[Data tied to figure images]
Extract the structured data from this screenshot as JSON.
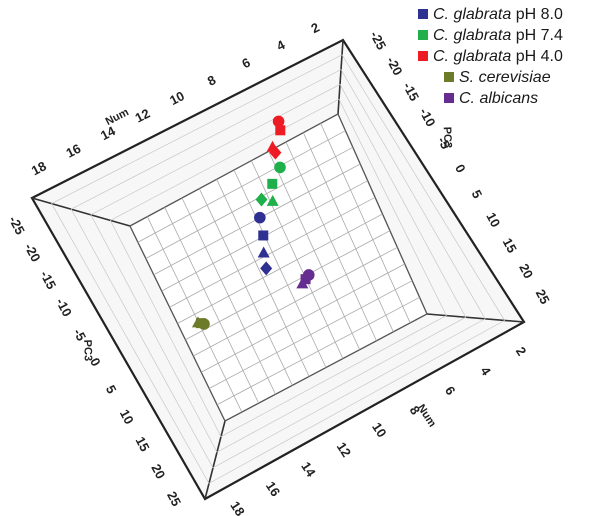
{
  "chart_data": {
    "type": "scatter",
    "projection": "3d",
    "legend": {
      "placement": "top-right",
      "entries": [
        {
          "species": "C. glabrata",
          "condition": "pH 8.0",
          "color": "#2e3192"
        },
        {
          "species": "C. glabrata",
          "condition": "pH 7.4",
          "color": "#1fb04b"
        },
        {
          "species": "C. glabrata",
          "condition": "pH 4.0",
          "color": "#ed1c24"
        },
        {
          "species": "S. cerevisiae",
          "condition": "",
          "color": "#6b7b2a"
        },
        {
          "species": "C. albicans",
          "condition": "",
          "color": "#662d91"
        }
      ]
    },
    "axes": {
      "x": {
        "label": "Num",
        "ticks": [
          "2",
          "4",
          "6",
          "8",
          "10",
          "12",
          "14",
          "16",
          "18"
        ]
      },
      "y": {
        "label": "Num",
        "ticks": [
          "2",
          "4",
          "6",
          "8",
          "10",
          "12",
          "14",
          "16",
          "18"
        ]
      },
      "z": {
        "label": "PC3",
        "ticks": [
          "-25",
          "-20",
          "-15",
          "-10",
          "-5",
          "0",
          "5",
          "10",
          "15",
          "20",
          "25"
        ]
      }
    },
    "grid": true,
    "series": [
      {
        "name": "C. glabrata pH 8.0",
        "color": "#2e3192",
        "points": [
          {
            "marker": "circle",
            "x": 0.51,
            "y": 0.25
          },
          {
            "marker": "square",
            "x": 0.49,
            "y": 0.33
          },
          {
            "marker": "triangle",
            "x": 0.46,
            "y": 0.4
          },
          {
            "marker": "diamond",
            "x": 0.44,
            "y": 0.47
          }
        ]
      },
      {
        "name": "C. glabrata pH 7.4",
        "color": "#1fb04b",
        "points": [
          {
            "marker": "diamond",
            "x": 0.55,
            "y": 0.18
          },
          {
            "marker": "square",
            "x": 0.62,
            "y": 0.14
          },
          {
            "marker": "triangle",
            "x": 0.59,
            "y": 0.21
          },
          {
            "marker": "circle",
            "x": 0.68,
            "y": 0.09
          }
        ]
      },
      {
        "name": "C. glabrata pH 4.0",
        "color": "#ed1c24",
        "points": [
          {
            "marker": "diamond",
            "x": 0.69,
            "y": 0.02
          },
          {
            "marker": "triangle",
            "x": 0.69,
            "y": -0.01
          },
          {
            "marker": "square",
            "x": 0.75,
            "y": -0.06
          },
          {
            "marker": "circle",
            "x": 0.76,
            "y": -0.1
          }
        ]
      },
      {
        "name": "S. cerevisiae",
        "color": "#6b7b2a",
        "points": [
          {
            "marker": "triangle",
            "x": 0.08,
            "y": 0.54
          },
          {
            "marker": "square",
            "x": 0.09,
            "y": 0.55
          },
          {
            "marker": "circle",
            "x": 0.1,
            "y": 0.56
          }
        ]
      },
      {
        "name": "C. albicans",
        "color": "#662d91",
        "points": [
          {
            "marker": "circle",
            "x": 0.59,
            "y": 0.59
          },
          {
            "marker": "square",
            "x": 0.57,
            "y": 0.6
          },
          {
            "marker": "triangle",
            "x": 0.55,
            "y": 0.61
          }
        ]
      }
    ]
  }
}
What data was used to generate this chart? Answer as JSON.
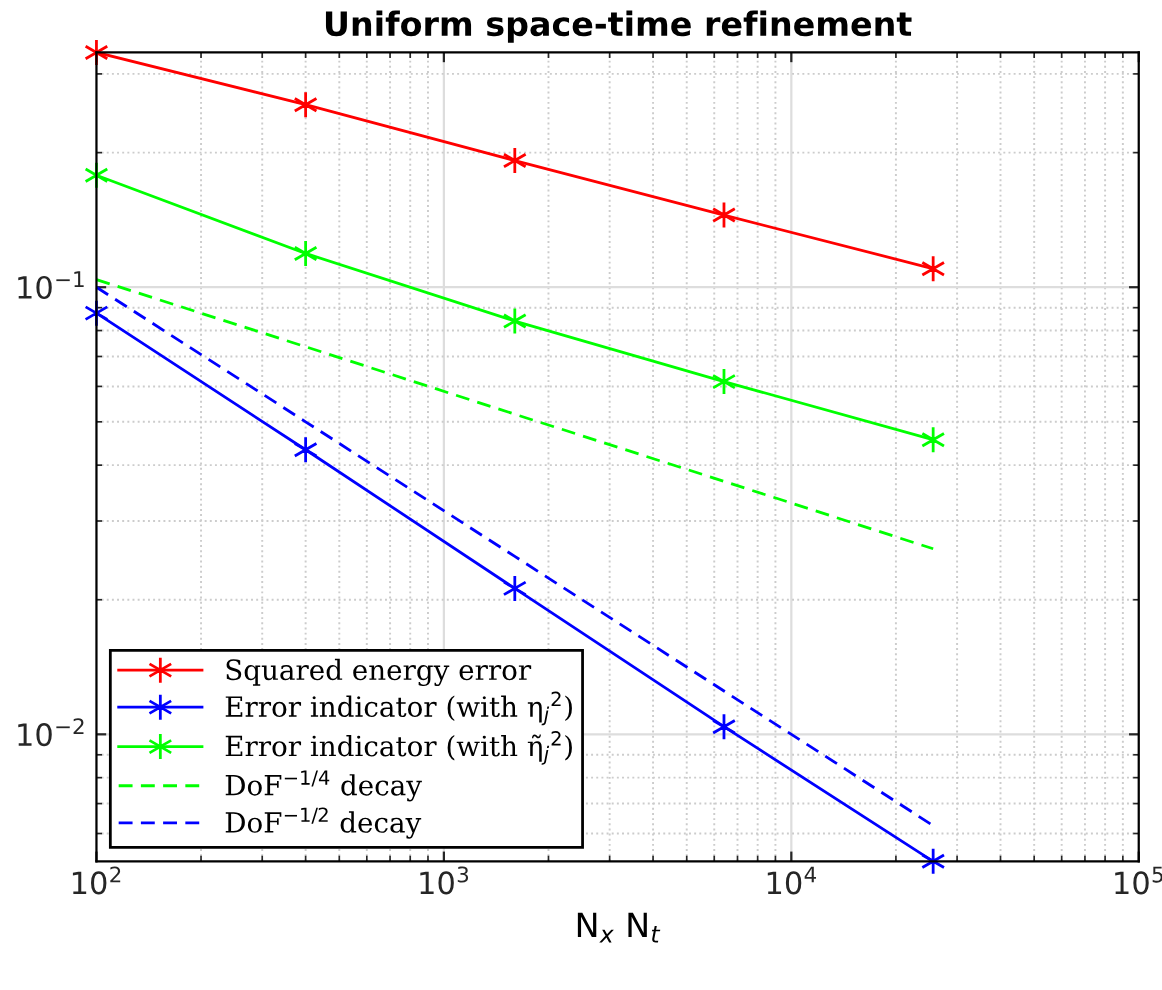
{
  "chart_data": {
    "type": "line",
    "title": "Uniform space-time refinement",
    "xlabel": "N$_{x}$ N$_{t}$",
    "log": "xy",
    "grid": true,
    "legend": "bottom left",
    "marker": "cross",
    "xlim": [
      100,
      100000
    ],
    "ylim": [
      0.0052,
      0.335
    ],
    "xticks": [
      {
        "value": 100,
        "label": "10$^{2}$"
      },
      {
        "value": 1000,
        "label": "10$^{3}$"
      },
      {
        "value": 10000,
        "label": "10$^{4}$"
      },
      {
        "value": 100000,
        "label": "10$^{5}$"
      }
    ],
    "yticks": [
      {
        "value": 0.01,
        "label": "10$^{−2}$"
      },
      {
        "value": 0.1,
        "label": "10$^{−1}$"
      }
    ],
    "x": [
      100,
      400,
      1600,
      6400,
      25600
    ],
    "series": [
      {
        "name": "Squared energy error",
        "color": "#ff0000",
        "values": [
          0.335,
          0.256,
          0.192,
          0.145,
          0.11
        ]
      },
      {
        "name": "Error indicator (with η$_{j}$$^{2}$)",
        "color": "#0000ff",
        "values": [
          0.0875,
          0.0433,
          0.0212,
          0.0104,
          0.0052
        ]
      },
      {
        "name": "Error indicator (with η̃$_{j}$$^{2}$)",
        "color": "#00ff00",
        "values": [
          0.178,
          0.119,
          0.084,
          0.0615,
          0.0456
        ]
      },
      {
        "name": "DoF$^{−1/4}$ decay",
        "color": "#00ff00",
        "line_style": "dashed",
        "marker": "none",
        "values": [
          0.104,
          0.0736,
          0.052,
          0.0368,
          0.026
        ]
      },
      {
        "name": "DoF$^{−1/2}$ decay",
        "color": "#0000ff",
        "line_style": "dashed",
        "marker": "none",
        "values": [
          0.1,
          0.05,
          0.025,
          0.0125,
          0.00625
        ]
      }
    ]
  }
}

Work to be completed. Gather all lines with the string "cerevisiae" from the data.

Task answer.
          "species": "S. cerevisiae",
        "name": "S. cerevisiae",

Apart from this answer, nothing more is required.